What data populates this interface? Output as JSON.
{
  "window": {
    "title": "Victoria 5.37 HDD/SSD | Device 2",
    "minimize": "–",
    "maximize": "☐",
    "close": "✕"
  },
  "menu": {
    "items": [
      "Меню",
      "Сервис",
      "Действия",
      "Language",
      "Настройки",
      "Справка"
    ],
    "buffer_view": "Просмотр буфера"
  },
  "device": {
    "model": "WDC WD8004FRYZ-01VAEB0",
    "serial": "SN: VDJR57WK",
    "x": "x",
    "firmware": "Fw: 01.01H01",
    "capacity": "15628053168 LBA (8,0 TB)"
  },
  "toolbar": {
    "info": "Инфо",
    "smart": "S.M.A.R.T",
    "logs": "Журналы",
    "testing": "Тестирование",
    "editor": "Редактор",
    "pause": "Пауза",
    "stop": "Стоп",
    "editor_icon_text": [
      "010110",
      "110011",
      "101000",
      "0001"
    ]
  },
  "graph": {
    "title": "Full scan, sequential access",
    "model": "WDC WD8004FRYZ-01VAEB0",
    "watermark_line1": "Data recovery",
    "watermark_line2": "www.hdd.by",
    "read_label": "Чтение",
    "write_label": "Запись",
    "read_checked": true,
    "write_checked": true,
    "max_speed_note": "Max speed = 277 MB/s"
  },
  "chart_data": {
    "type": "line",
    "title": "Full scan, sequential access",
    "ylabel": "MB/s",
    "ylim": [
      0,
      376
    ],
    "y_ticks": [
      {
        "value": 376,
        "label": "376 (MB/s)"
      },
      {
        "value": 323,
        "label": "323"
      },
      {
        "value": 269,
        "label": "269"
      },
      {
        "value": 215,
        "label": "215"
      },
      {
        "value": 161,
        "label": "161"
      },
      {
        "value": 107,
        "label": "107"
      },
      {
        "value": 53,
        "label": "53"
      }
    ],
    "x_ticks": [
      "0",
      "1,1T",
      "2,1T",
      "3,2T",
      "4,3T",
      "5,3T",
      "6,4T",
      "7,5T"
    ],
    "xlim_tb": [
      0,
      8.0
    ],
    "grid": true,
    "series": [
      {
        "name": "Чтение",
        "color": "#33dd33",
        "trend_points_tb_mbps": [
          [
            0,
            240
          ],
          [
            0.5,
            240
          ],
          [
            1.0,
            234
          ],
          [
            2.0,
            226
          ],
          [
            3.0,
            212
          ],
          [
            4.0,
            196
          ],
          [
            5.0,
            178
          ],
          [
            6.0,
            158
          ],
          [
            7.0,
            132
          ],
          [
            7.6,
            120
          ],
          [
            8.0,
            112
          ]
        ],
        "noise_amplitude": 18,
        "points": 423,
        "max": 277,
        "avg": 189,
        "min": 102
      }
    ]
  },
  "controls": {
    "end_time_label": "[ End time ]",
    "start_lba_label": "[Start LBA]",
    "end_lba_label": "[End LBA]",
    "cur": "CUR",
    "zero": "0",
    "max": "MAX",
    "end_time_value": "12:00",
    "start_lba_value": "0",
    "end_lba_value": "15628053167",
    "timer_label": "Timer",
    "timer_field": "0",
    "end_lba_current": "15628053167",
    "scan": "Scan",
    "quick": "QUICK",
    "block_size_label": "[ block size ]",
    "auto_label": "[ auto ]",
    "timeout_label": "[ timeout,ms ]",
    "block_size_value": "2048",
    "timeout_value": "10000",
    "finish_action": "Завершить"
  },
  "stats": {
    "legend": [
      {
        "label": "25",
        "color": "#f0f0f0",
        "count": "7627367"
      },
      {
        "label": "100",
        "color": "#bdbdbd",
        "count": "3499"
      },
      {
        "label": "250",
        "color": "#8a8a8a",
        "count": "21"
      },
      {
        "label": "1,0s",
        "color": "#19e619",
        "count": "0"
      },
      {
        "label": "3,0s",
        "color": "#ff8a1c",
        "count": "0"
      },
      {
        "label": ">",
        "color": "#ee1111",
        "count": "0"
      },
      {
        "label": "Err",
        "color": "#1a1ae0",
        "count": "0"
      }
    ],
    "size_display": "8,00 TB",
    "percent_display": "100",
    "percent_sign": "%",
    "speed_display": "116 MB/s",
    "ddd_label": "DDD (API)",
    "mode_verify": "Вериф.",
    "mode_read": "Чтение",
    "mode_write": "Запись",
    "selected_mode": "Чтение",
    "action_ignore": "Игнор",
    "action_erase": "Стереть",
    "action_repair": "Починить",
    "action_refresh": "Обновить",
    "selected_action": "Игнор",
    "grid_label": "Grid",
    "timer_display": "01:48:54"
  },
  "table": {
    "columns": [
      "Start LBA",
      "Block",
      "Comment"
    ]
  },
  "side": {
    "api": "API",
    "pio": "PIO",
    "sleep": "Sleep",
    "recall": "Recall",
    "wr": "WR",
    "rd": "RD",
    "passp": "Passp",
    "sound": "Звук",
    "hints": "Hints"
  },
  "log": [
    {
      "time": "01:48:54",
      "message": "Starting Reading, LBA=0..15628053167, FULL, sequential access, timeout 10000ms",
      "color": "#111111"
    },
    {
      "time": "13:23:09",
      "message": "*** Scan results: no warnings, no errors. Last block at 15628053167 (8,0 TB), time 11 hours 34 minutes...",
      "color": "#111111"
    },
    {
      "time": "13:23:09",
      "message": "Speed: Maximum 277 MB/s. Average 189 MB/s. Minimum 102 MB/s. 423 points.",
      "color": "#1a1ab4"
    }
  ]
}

───

Exercise objective:
Lines of the listing that contain the word "message" are to be counted; report only their number.

Exercise solution:
3